Your task
Reproduce the data below in full and exclude every picture.

[Dataset entries on figures]
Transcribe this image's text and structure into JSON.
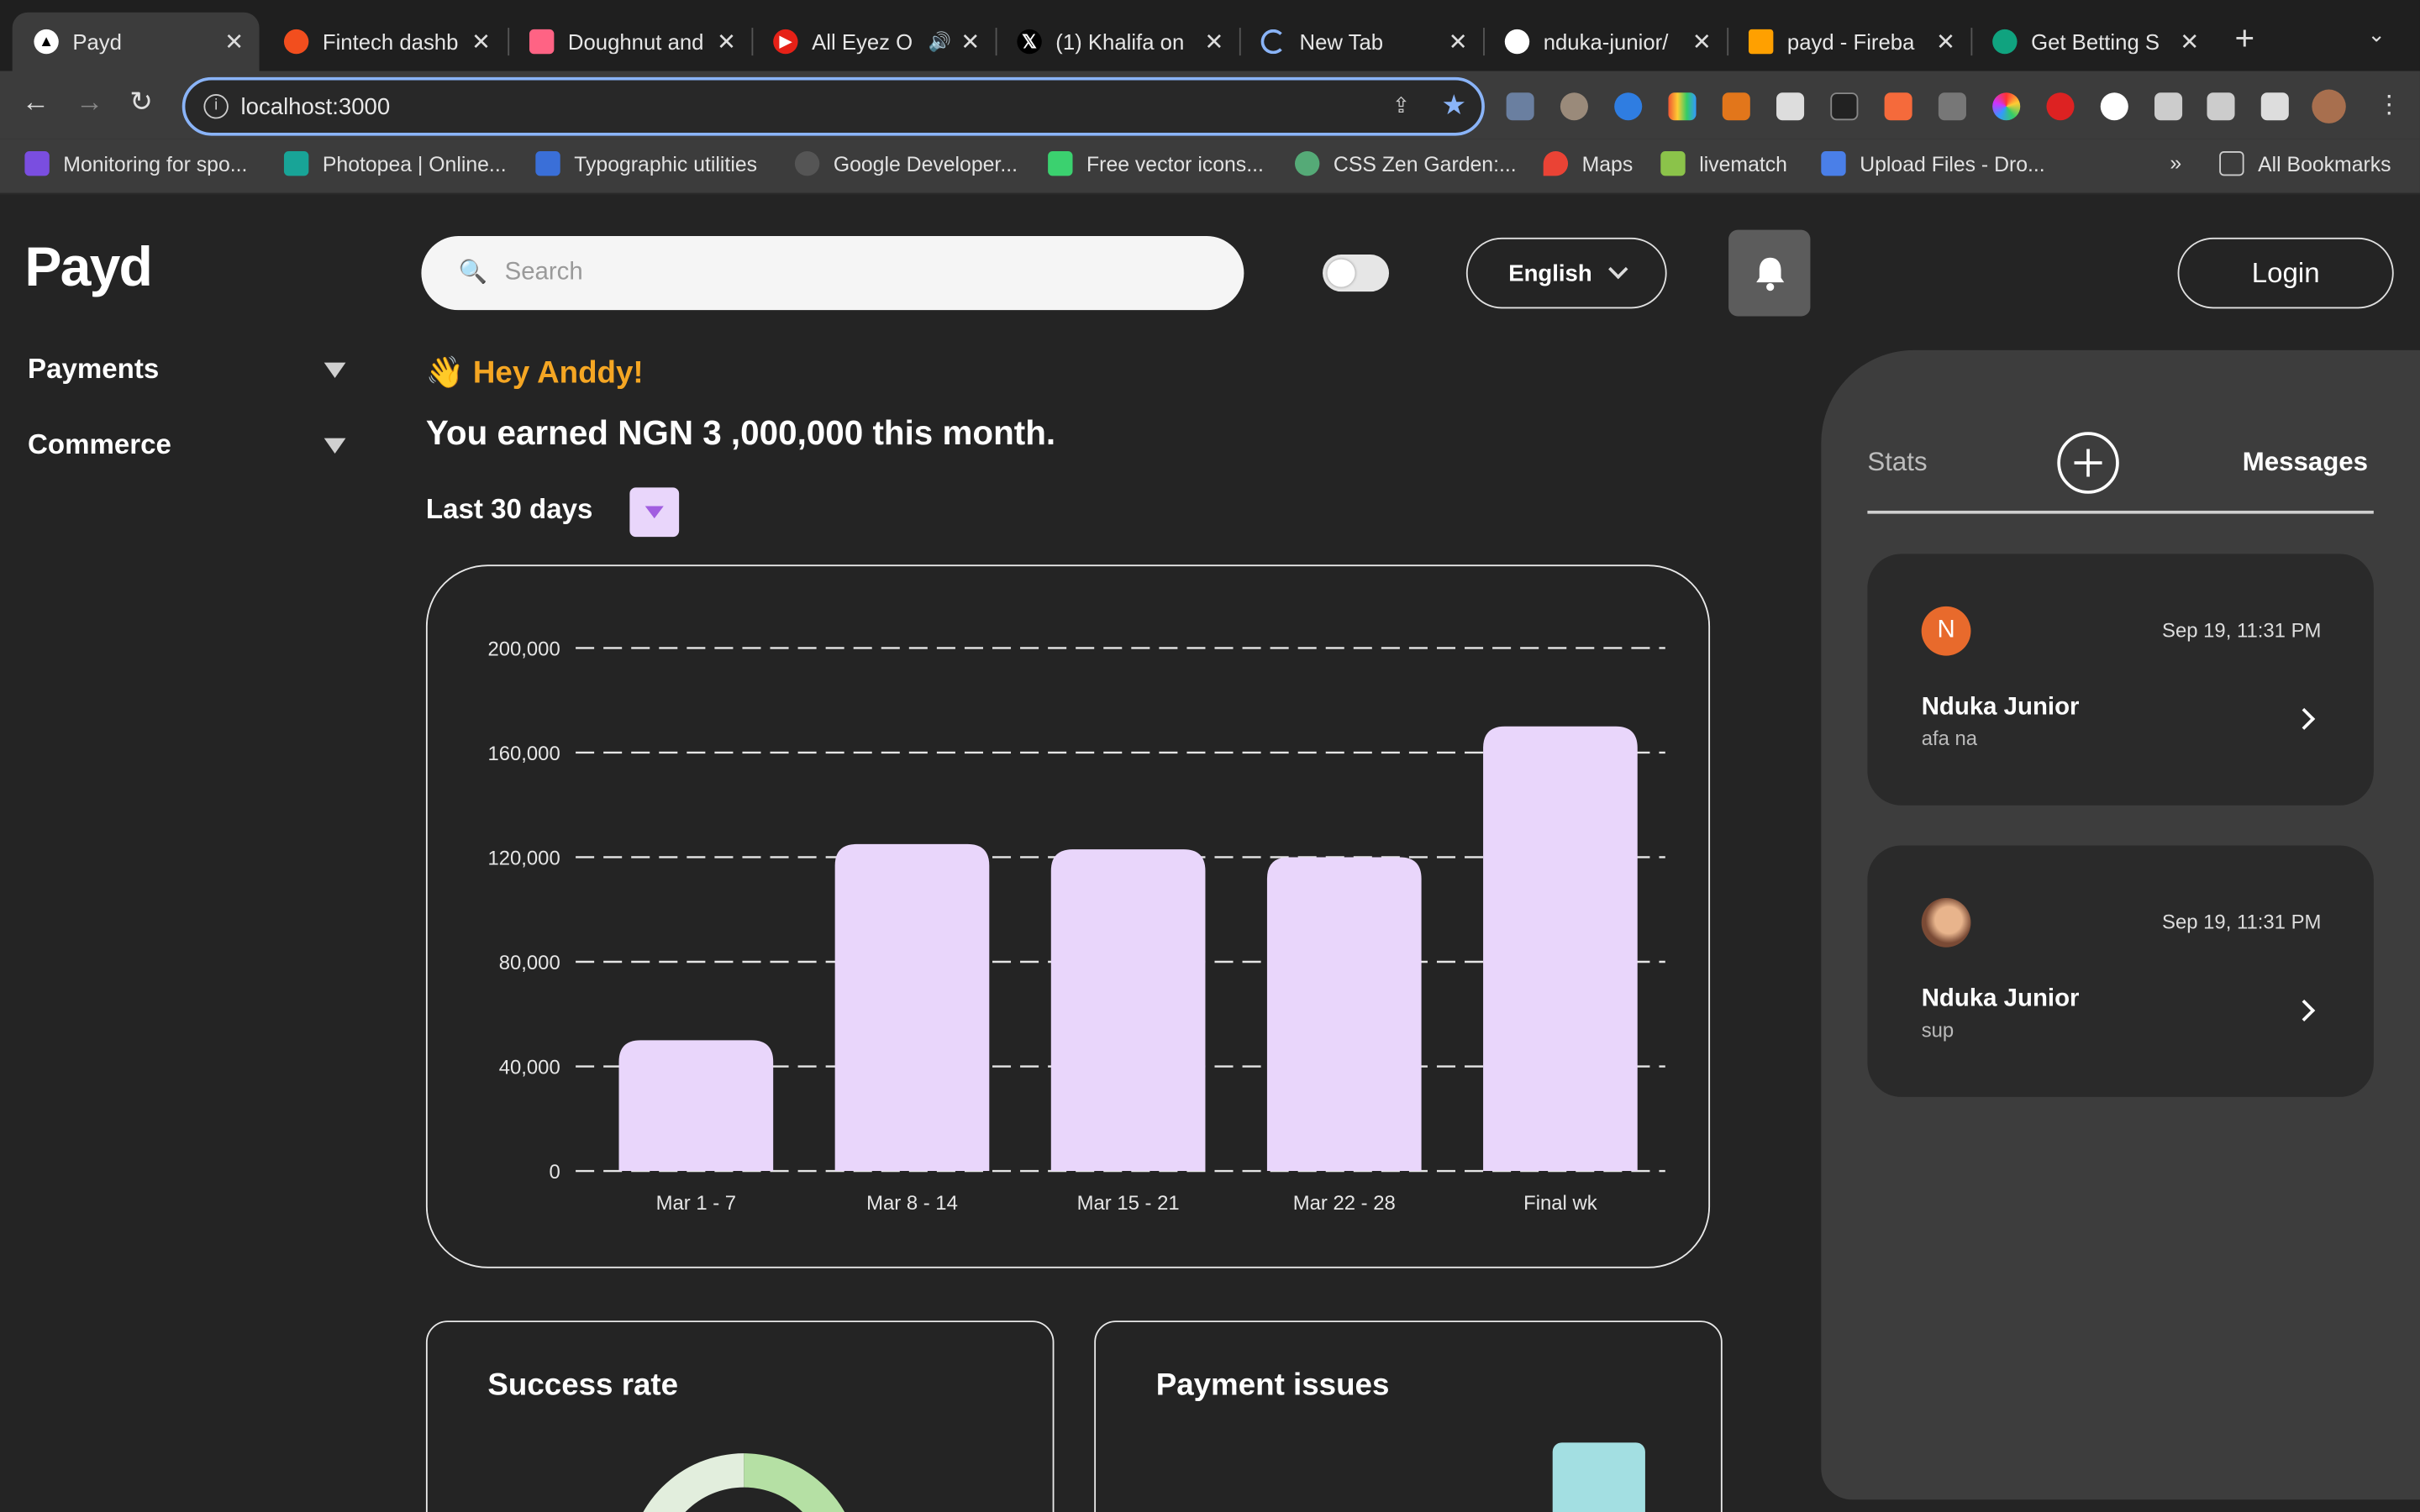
{
  "browser": {
    "tabs": [
      {
        "title": "Payd",
        "active": true
      },
      {
        "title": "Fintech dashb"
      },
      {
        "title": "Doughnut and"
      },
      {
        "title": "All Eyez O"
      },
      {
        "title": "(1) Khalifa on"
      },
      {
        "title": "New Tab"
      },
      {
        "title": "nduka-junior/"
      },
      {
        "title": "payd - Fireba"
      },
      {
        "title": "Get Betting S"
      }
    ],
    "url": "localhost:3000",
    "bookmarks": [
      "Monitoring for spo...",
      "Photopea | Online...",
      "Typographic utilities",
      "Google Developer...",
      "Free vector icons...",
      "CSS Zen Garden:...",
      "Maps",
      "livematch",
      "Upload Files - Dro..."
    ],
    "bookmarks_overflow": "»",
    "all_bookmarks": "All Bookmarks"
  },
  "app": {
    "logo": "Payd",
    "sidebar": [
      {
        "label": "Payments"
      },
      {
        "label": "Commerce"
      }
    ],
    "search_placeholder": "Search",
    "language": "English",
    "login": "Login",
    "greeting_emoji": "👋",
    "greeting": "Hey Anddy!",
    "earnings": "You earned NGN 3 ,000,000 this month.",
    "period": "Last 30 days",
    "cards": [
      {
        "title": "Success rate"
      },
      {
        "title": "Payment issues"
      }
    ]
  },
  "colors": {
    "accent": "#e9d6fb",
    "greeting": "#f5a623",
    "background": "#242424",
    "panel": "#3d3d3d"
  },
  "chart_data": {
    "type": "bar",
    "categories": [
      "Mar 1 - 7",
      "Mar 8 - 14",
      "Mar 15 - 21",
      "Mar 22 - 28",
      "Final wk"
    ],
    "values": [
      50000,
      125000,
      123000,
      120000,
      170000
    ],
    "yticks": [
      "0",
      "40,000",
      "80,000",
      "120,000",
      "160,000",
      "200,000"
    ],
    "ylim": [
      0,
      200000
    ],
    "grid": "dashed",
    "bar_color": "#e9d6fb"
  },
  "panel": {
    "tab_stats": "Stats",
    "tab_messages": "Messages",
    "messages": [
      {
        "initial": "N",
        "time": "Sep 19, 11:31 PM",
        "name": "Nduka Junior",
        "preview": "afa na"
      },
      {
        "initial": "",
        "time": "Sep 19, 11:31 PM",
        "name": "Nduka Junior",
        "preview": "sup"
      }
    ]
  }
}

Solution to the problem
Transcribe this image's text and structure into JSON.
{
  "browser": {
    "tabs": [
      {
        "title": "Payd",
        "active": true
      },
      {
        "title": "Fintech dashb"
      },
      {
        "title": "Doughnut and"
      },
      {
        "title": "All Eyez O"
      },
      {
        "title": "(1) Khalifa on"
      },
      {
        "title": "New Tab"
      },
      {
        "title": "nduka-junior/"
      },
      {
        "title": "payd - Fireba"
      },
      {
        "title": "Get Betting S"
      }
    ],
    "url": "localhost:3000",
    "bookmarks": [
      "Monitoring for spo...",
      "Photopea | Online...",
      "Typographic utilities",
      "Google Developer...",
      "Free vector icons...",
      "CSS Zen Garden:...",
      "Maps",
      "livematch",
      "Upload Files - Dro..."
    ],
    "bookmarks_overflow": "»",
    "all_bookmarks": "All Bookmarks"
  },
  "app": {
    "logo": "Payd",
    "sidebar": [
      {
        "label": "Payments"
      },
      {
        "label": "Commerce"
      }
    ],
    "search_placeholder": "Search",
    "language": "English",
    "login": "Login",
    "greeting_emoji": "👋",
    "greeting": "Hey Anddy!",
    "earnings": "You earned NGN 3 ,000,000 this month.",
    "period": "Last 30 days",
    "cards": [
      {
        "title": "Success rate"
      },
      {
        "title": "Payment issues"
      }
    ]
  },
  "colors": {
    "accent": "#e9d6fb",
    "greeting": "#f5a623",
    "background": "#242424",
    "panel": "#3d3d3d"
  },
  "chart_data": {
    "type": "bar",
    "categories": [
      "Mar 1 - 7",
      "Mar 8 - 14",
      "Mar 15 - 21",
      "Mar 22 - 28",
      "Final wk"
    ],
    "values": [
      50000,
      125000,
      123000,
      120000,
      170000
    ],
    "yticks": [
      "0",
      "40,000",
      "80,000",
      "120,000",
      "160,000",
      "200,000"
    ],
    "ylim": [
      0,
      200000
    ],
    "grid": "dashed",
    "bar_color": "#e9d6fb"
  },
  "panel": {
    "tab_stats": "Stats",
    "tab_messages": "Messages",
    "messages": [
      {
        "initial": "N",
        "time": "Sep 19, 11:31 PM",
        "name": "Nduka Junior",
        "preview": "afa na"
      },
      {
        "initial": "",
        "time": "Sep 19, 11:31 PM",
        "name": "Nduka Junior",
        "preview": "sup"
      }
    ]
  }
}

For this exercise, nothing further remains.